┌────────

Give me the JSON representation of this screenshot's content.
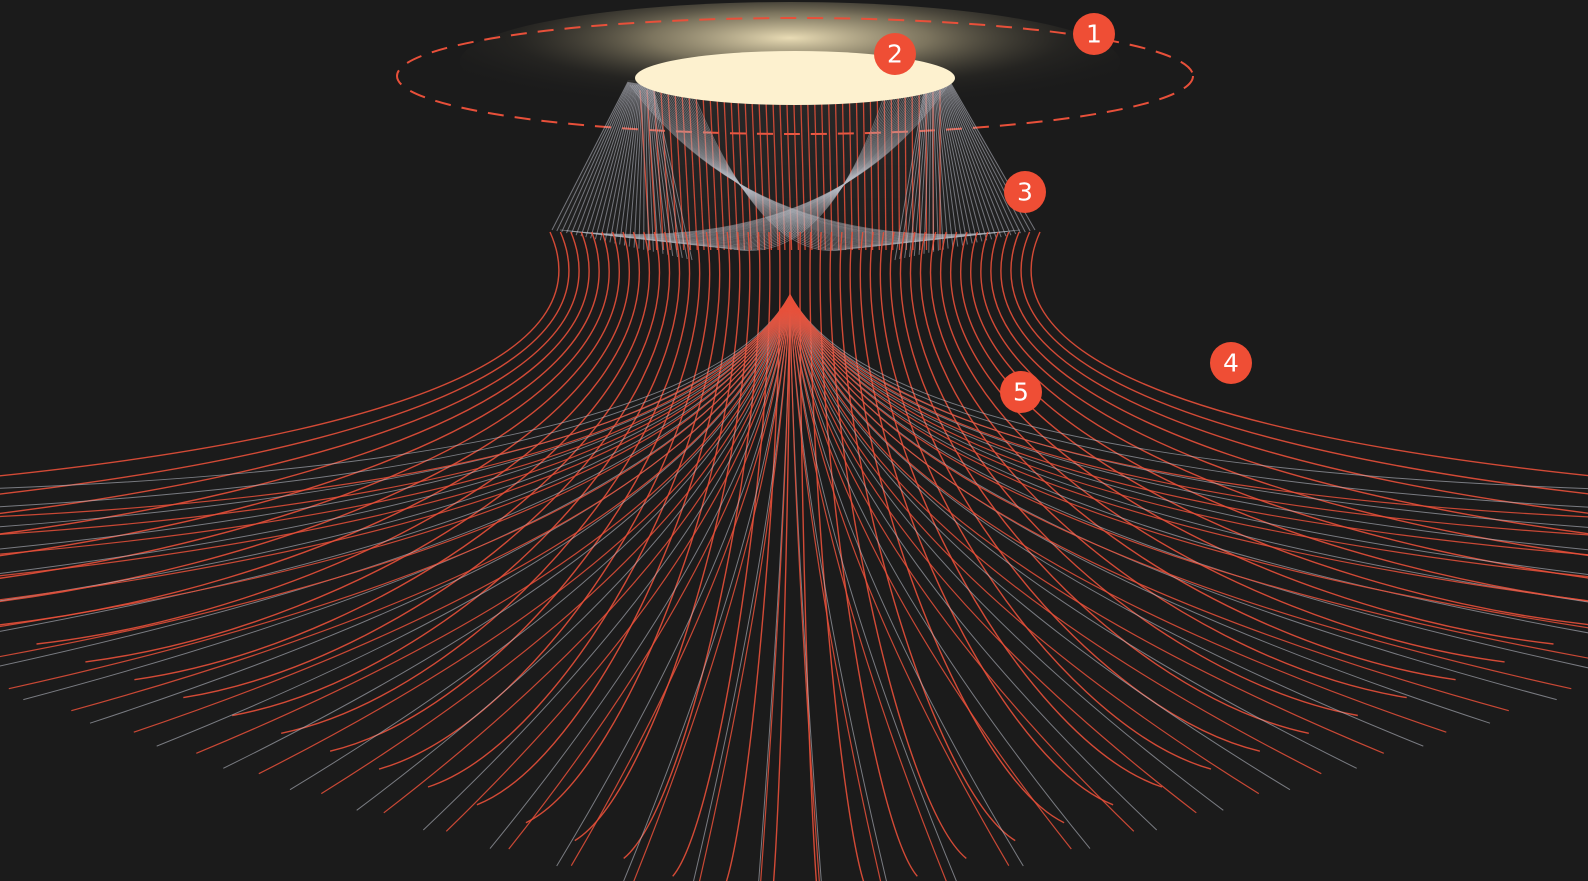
{
  "colors": {
    "background": "#1b1b1b",
    "red_line": "#e8503a",
    "grey_line": "#b9bcc6",
    "badge": "#ef4e35",
    "badge_text": "#ffffff",
    "light_disc": "#fdf1cf",
    "glow": "#e9dcb4"
  },
  "callouts": [
    {
      "number": "1"
    },
    {
      "number": "2"
    },
    {
      "number": "3"
    },
    {
      "number": "4"
    },
    {
      "number": "5"
    }
  ]
}
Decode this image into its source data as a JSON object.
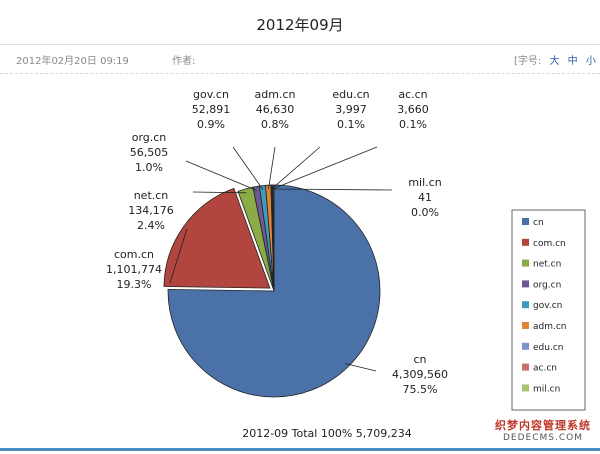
{
  "article": {
    "title": "2012年09月",
    "date": "2012年02月20日  09:19",
    "author_label": "作者:",
    "font_size_label": "[字号:",
    "font_size_options": [
      "大",
      "中",
      "小"
    ]
  },
  "watermark": {
    "line1": "织梦内容管理系统",
    "line2": "DEDECMS.COM"
  },
  "chart_data": {
    "type": "pie",
    "caption": "2012-09 Total 100%  5,709,234",
    "slices": [
      {
        "name": "cn",
        "value": 4309560,
        "value_label": "4,309,560",
        "percent": "75.5%",
        "color": "#4a72a8"
      },
      {
        "name": "com.cn",
        "value": 1101774,
        "value_label": "1,101,774",
        "percent": "19.3%",
        "color": "#b3453f"
      },
      {
        "name": "net.cn",
        "value": 134176,
        "value_label": "134,176",
        "percent": "2.4%",
        "color": "#8bab46"
      },
      {
        "name": "org.cn",
        "value": 56505,
        "value_label": "56,505",
        "percent": "1.0%",
        "color": "#6e5895"
      },
      {
        "name": "gov.cn",
        "value": 52891,
        "value_label": "52,891",
        "percent": "0.9%",
        "color": "#3e9cba"
      },
      {
        "name": "adm.cn",
        "value": 46630,
        "value_label": "46,630",
        "percent": "0.8%",
        "color": "#e18433"
      },
      {
        "name": "edu.cn",
        "value": 3997,
        "value_label": "3,997",
        "percent": "0.1%",
        "color": "#7d95c8"
      },
      {
        "name": "ac.cn",
        "value": 3660,
        "value_label": "3,660",
        "percent": "0.1%",
        "color": "#c9706c"
      },
      {
        "name": "mil.cn",
        "value": 41,
        "value_label": "41",
        "percent": "0.0%",
        "color": "#a9c370"
      }
    ],
    "legend_position": "right"
  }
}
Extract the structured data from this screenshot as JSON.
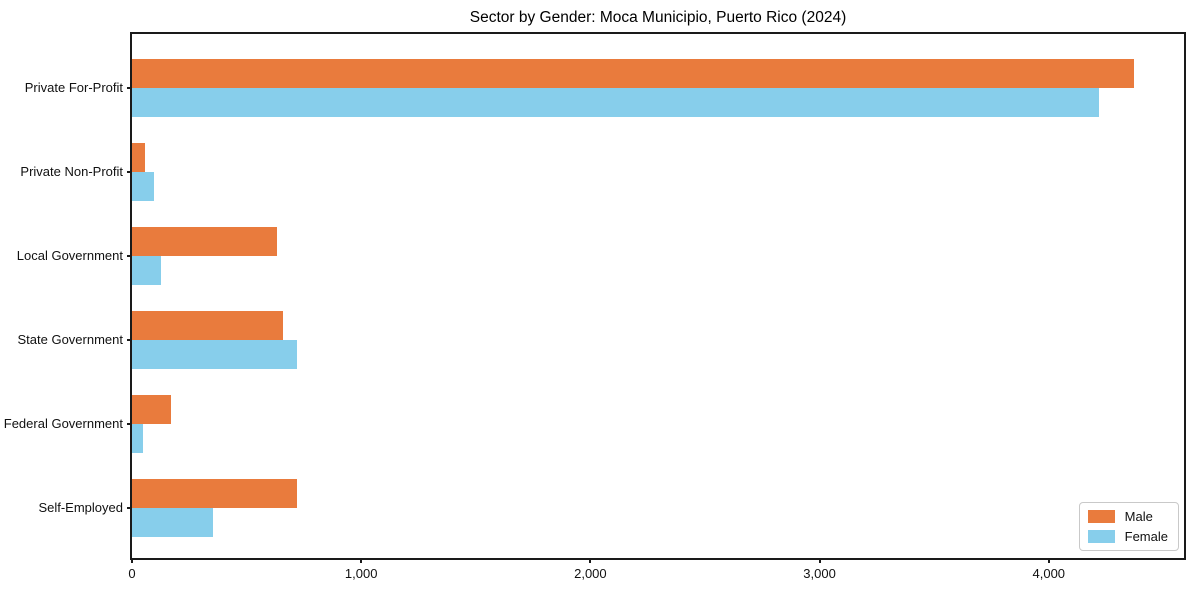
{
  "title": "Sector by Gender: Moca Municipio, Puerto Rico (2024)",
  "chart_data": {
    "type": "bar",
    "orientation": "horizontal",
    "title": "Sector by Gender: Moca Municipio, Puerto Rico (2024)",
    "categories": [
      "Private For-Profit",
      "Private Non-Profit",
      "Local Government",
      "State Government",
      "Federal Government",
      "Self-Employed"
    ],
    "series": [
      {
        "name": "Male",
        "color": "#E97B3D",
        "values": [
          4370,
          57,
          632,
          660,
          171,
          722
        ]
      },
      {
        "name": "Female",
        "color": "#87CEEB",
        "values": [
          4217,
          96,
          127,
          722,
          48,
          355
        ]
      }
    ],
    "xlabel": "",
    "ylabel": "",
    "xlim": [
      0,
      4590
    ],
    "xticks": [
      0,
      1000,
      2000,
      3000,
      4000
    ],
    "xtick_labels": [
      "0",
      "1,000",
      "2,000",
      "3,000",
      "4,000"
    ],
    "grid": false,
    "legend_position": "lower right"
  }
}
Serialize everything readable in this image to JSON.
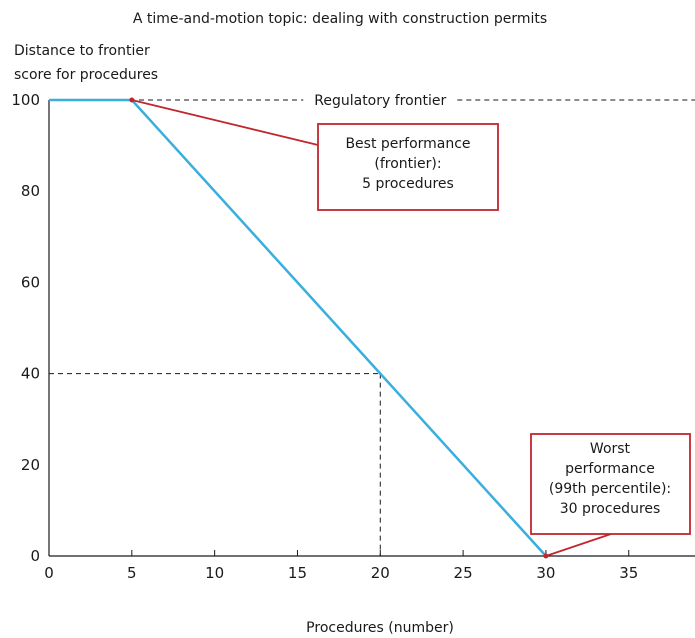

└────────

Print the listing above in full, exactly as written. Omit any pictures.

Give me the JSON representation of this screenshot's content.
{
  "colors": {
    "background": "#1b1b1b",
    "red_line": "#e8503a",
    "grey_line": "#b9bcc6",
    "badge": "#ef4e35",
    "badge_text": "#ffffff",
    "light_disc": "#fdf1cf",
    "glow": "#e9dcb4"
  },
  "callouts": [
    {
      "number": "1"
    },
    {
      "number": "2"
    },
    {
      "number": "3"
    },
    {
      "number": "4"
    },
    {
      "number": "5"
    }
  ]
}
Decode this image into its source data as a JSON object.
{
  "article": {
    "title": "2012年09月",
    "date": "2012年02月20日  09:19",
    "author_label": "作者:",
    "font_size_label": "[字号:",
    "font_size_options": [
      "大",
      "中",
      "小"
    ]
  },
  "watermark": {
    "line1": "织梦内容管理系统",
    "line2": "DEDECMS.COM"
  },
  "chart_data": {
    "type": "pie",
    "caption": "2012-09 Total 100%  5,709,234",
    "slices": [
      {
        "name": "cn",
        "value": 4309560,
        "value_label": "4,309,560",
        "percent": "75.5%",
        "color": "#4a72a8"
      },
      {
        "name": "com.cn",
        "value": 1101774,
        "value_label": "1,101,774",
        "percent": "19.3%",
        "color": "#b3453f"
      },
      {
        "name": "net.cn",
        "value": 134176,
        "value_label": "134,176",
        "percent": "2.4%",
        "color": "#8bab46"
      },
      {
        "name": "org.cn",
        "value": 56505,
        "value_label": "56,505",
        "percent": "1.0%",
        "color": "#6e5895"
      },
      {
        "name": "gov.cn",
        "value": 52891,
        "value_label": "52,891",
        "percent": "0.9%",
        "color": "#3e9cba"
      },
      {
        "name": "adm.cn",
        "value": 46630,
        "value_label": "46,630",
        "percent": "0.8%",
        "color": "#e18433"
      },
      {
        "name": "edu.cn",
        "value": 3997,
        "value_label": "3,997",
        "percent": "0.1%",
        "color": "#7d95c8"
      },
      {
        "name": "ac.cn",
        "value": 3660,
        "value_label": "3,660",
        "percent": "0.1%",
        "color": "#c9706c"
      },
      {
        "name": "mil.cn",
        "value": 41,
        "value_label": "41",
        "percent": "0.0%",
        "color": "#a9c370"
      }
    ],
    "legend_position": "right"
  }
}
Extract the structured data from this screenshot as JSON.
{
  "title": "Sector by Gender: Moca Municipio, Puerto Rico (2024)",
  "chart_data": {
    "type": "bar",
    "orientation": "horizontal",
    "title": "Sector by Gender: Moca Municipio, Puerto Rico (2024)",
    "categories": [
      "Private For-Profit",
      "Private Non-Profit",
      "Local Government",
      "State Government",
      "Federal Government",
      "Self-Employed"
    ],
    "series": [
      {
        "name": "Male",
        "color": "#E97B3D",
        "values": [
          4370,
          57,
          632,
          660,
          171,
          722
        ]
      },
      {
        "name": "Female",
        "color": "#87CEEB",
        "values": [
          4217,
          96,
          127,
          722,
          48,
          355
        ]
      }
    ],
    "xlabel": "",
    "ylabel": "",
    "xlim": [
      0,
      4590
    ],
    "xticks": [
      0,
      1000,
      2000,
      3000,
      4000
    ],
    "xtick_labels": [
      "0",
      "1,000",
      "2,000",
      "3,000",
      "4,000"
    ],
    "grid": false,
    "legend_position": "lower right"
  }
}
Serialize everything readable in this image to JSON.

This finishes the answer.